What you need to do> Whenever a line below holds the word "字图形的工具是", copy that line.

Dataset excerpts>
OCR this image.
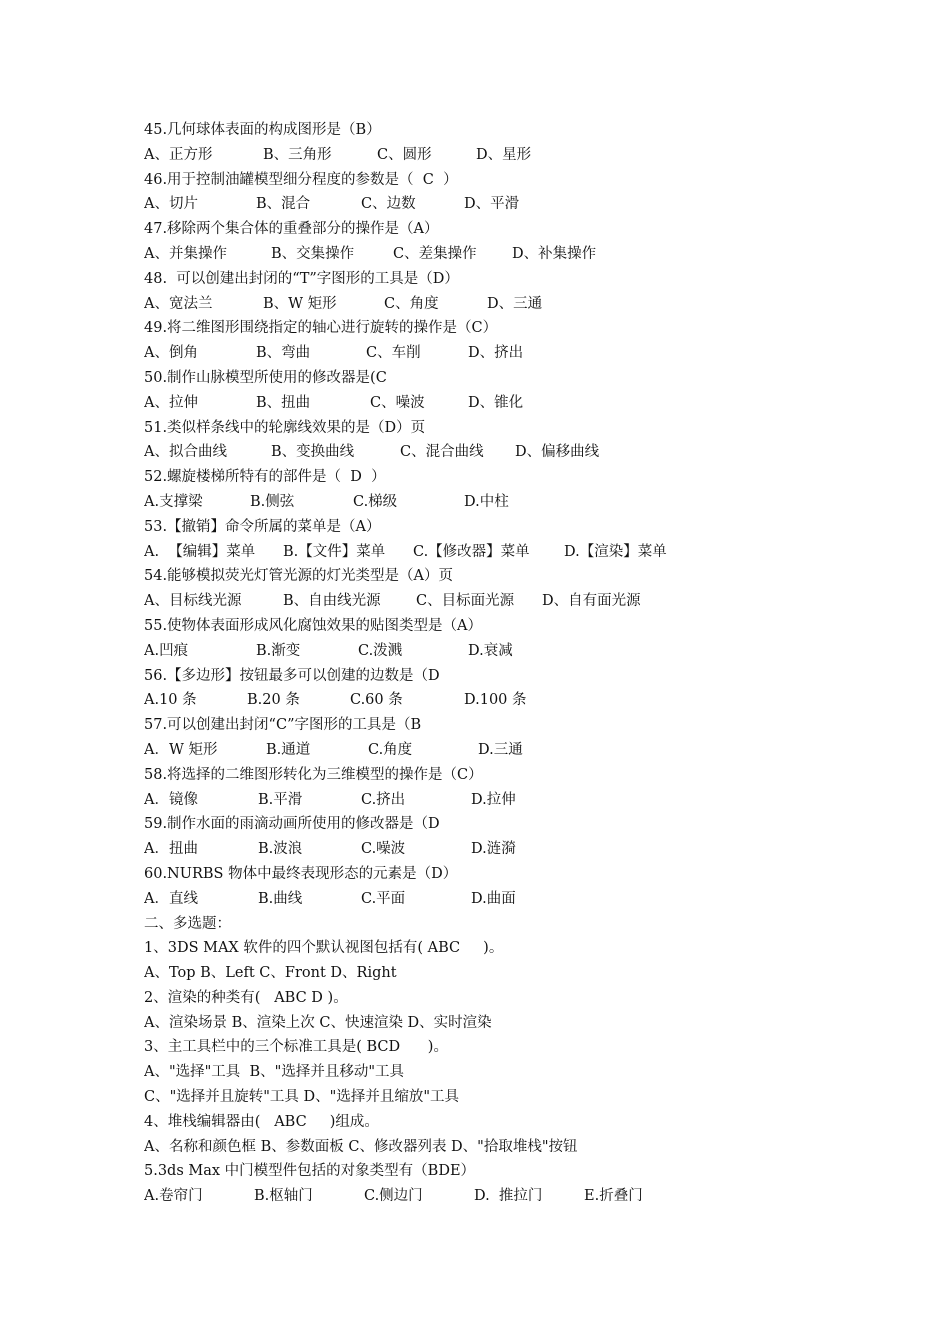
45.几何球体表面的构成图形是（B）
A、正方形	B、三角形	C、圆形	D、星形
46.用于控制油罐模型细分程度的参数是（  C  ）
A、切片	B、混合	C、边数	D、平滑
47.移除两个集合体的重叠部分的操作是（A）
A、并集操作	B、交集操作	C、差集操作 D、补集操作
48.  可以创建出封闭的“T”字图形的工具是（D）
A、宽法兰	B、W 矩形	C、角度	D、三通
49.将二维图形围绕指定的轴心进行旋转的操作是（C）
A、倒角	B、弯曲	C、车削	D、挤出
50.制作山脉模型所使用的修改器是(C
A、拉伸	B、扭曲	C、噪波	D、锥化
51.类似样条线中的轮廓线效果的是（D）页
A、拟合曲线	B、变换曲线	C、混合曲线 D、偏移曲线
52.螺旋楼梯所特有的部件是（  D  ）
A.支撑梁	B.侧弦	C.梯级	D.中柱
53.【撤销】命令所属的菜单是（A）
A.  【编辑】菜单 B.【文件】菜单 C.【修改器】菜单 D.【渲染】菜单
54.能够模拟荧光灯管光源的灯光类型是（A）页
A、目标线光源	B、自由线光源 C、目标面光源 D、自有面光源
55.使物体表面形成风化腐蚀效果的贴图类型是（A）
A.凹痕	B.渐变	C.泼溅	D.衰减
56.【多边形】按钮最多可以创建的边数是（D
A.10 条	B.20 条	C.60 条	D.100 条
57.可以创建出封闭“C”字图形的工具是（B
A．W 矩形	B.通道	C.角度	D.三通
58.将选择的二维图形转化为三维模型的操作是（C）
A．镜像	B.平滑	C.挤出	D.拉伸
59.制作水面的雨滴动画所使用的修改器是（D
A．扭曲	B.波浪	C.噪波	D.涟漪
60.NURBS 物体中最终表现形态的元素是（D）
A．直线	B.曲线	C.平面	D.曲面
二、多选题：
1、3DS MAX 软件的四个默认视图包括有( ABC     )。
A、Top B、Left C、Front D、Right
2、渲染的种类有(   ABC D )。
A、渲染场景 B、渲染上次 C、快速渲染 D、实时渲染
3、主工具栏中的三个标准工具是( BCD      )。
A、"选择"工具  B、"选择并且移动"工具
C、"选择并且旋转"工具 D、"选择并且缩放"工具
4、堆栈编辑器由(   ABC     )组成。
A、名称和颜色框 B、参数面板 C、修改器列表 D、"拾取堆栈"按钮
5.3ds Max 中门模型件包括的对象类型有（BDE）
A.卷帘门	B.枢轴门	C.侧边门	D.  推拉门	E.折叠门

Reply to the task>
48.  可以创建出封闭的“T”字图形的工具是（D）
57.可以创建出封闭“C”字图形的工具是（B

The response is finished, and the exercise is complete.